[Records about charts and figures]
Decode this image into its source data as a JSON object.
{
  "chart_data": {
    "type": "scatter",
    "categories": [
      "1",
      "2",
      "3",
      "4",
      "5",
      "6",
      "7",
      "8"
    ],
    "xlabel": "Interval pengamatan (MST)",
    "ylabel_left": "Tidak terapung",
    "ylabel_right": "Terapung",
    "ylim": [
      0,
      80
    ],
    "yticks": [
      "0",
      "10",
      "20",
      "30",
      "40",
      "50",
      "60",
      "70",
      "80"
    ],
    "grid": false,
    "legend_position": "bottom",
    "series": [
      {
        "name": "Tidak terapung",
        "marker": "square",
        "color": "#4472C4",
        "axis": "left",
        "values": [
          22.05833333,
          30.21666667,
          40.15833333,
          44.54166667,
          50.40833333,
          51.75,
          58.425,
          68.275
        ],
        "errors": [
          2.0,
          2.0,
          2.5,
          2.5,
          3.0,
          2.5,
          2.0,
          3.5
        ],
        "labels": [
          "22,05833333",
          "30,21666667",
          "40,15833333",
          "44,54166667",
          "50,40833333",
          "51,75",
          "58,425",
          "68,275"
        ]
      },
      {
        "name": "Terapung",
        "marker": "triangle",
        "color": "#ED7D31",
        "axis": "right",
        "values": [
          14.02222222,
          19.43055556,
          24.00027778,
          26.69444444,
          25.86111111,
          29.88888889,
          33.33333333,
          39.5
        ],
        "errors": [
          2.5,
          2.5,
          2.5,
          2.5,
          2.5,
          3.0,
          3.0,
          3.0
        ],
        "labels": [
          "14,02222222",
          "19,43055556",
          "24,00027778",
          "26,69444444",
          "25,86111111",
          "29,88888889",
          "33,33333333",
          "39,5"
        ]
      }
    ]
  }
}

§ **GIVEN REQUEST**: Print out the whole listing exactly as it appears.

§ **SOLUTION BELOW**:
Decode this image into its source data as a JSON object.
{
  "chart_data": {
    "type": "scatter",
    "categories": [
      "1",
      "2",
      "3",
      "4",
      "5",
      "6",
      "7",
      "8"
    ],
    "xlabel": "Interval pengamatan (MST)",
    "ylabel_left": "Tidak terapung",
    "ylabel_right": "Terapung",
    "ylim": [
      0,
      80
    ],
    "yticks": [
      "0",
      "10",
      "20",
      "30",
      "40",
      "50",
      "60",
      "70",
      "80"
    ],
    "grid": false,
    "legend_position": "bottom",
    "series": [
      {
        "name": "Tidak terapung",
        "marker": "square",
        "color": "#4472C4",
        "axis": "left",
        "values": [
          22.05833333,
          30.21666667,
          40.15833333,
          44.54166667,
          50.40833333,
          51.75,
          58.425,
          68.275
        ],
        "errors": [
          2.0,
          2.0,
          2.5,
          2.5,
          3.0,
          2.5,
          2.0,
          3.5
        ],
        "labels": [
          "22,05833333",
          "30,21666667",
          "40,15833333",
          "44,54166667",
          "50,40833333",
          "51,75",
          "58,425",
          "68,275"
        ]
      },
      {
        "name": "Terapung",
        "marker": "triangle",
        "color": "#ED7D31",
        "axis": "right",
        "values": [
          14.02222222,
          19.43055556,
          24.00027778,
          26.69444444,
          25.86111111,
          29.88888889,
          33.33333333,
          39.5
        ],
        "errors": [
          2.5,
          2.5,
          2.5,
          2.5,
          2.5,
          3.0,
          3.0,
          3.0
        ],
        "labels": [
          "14,02222222",
          "19,43055556",
          "24,00027778",
          "26,69444444",
          "25,86111111",
          "29,88888889",
          "33,33333333",
          "39,5"
        ]
      }
    ]
  }
}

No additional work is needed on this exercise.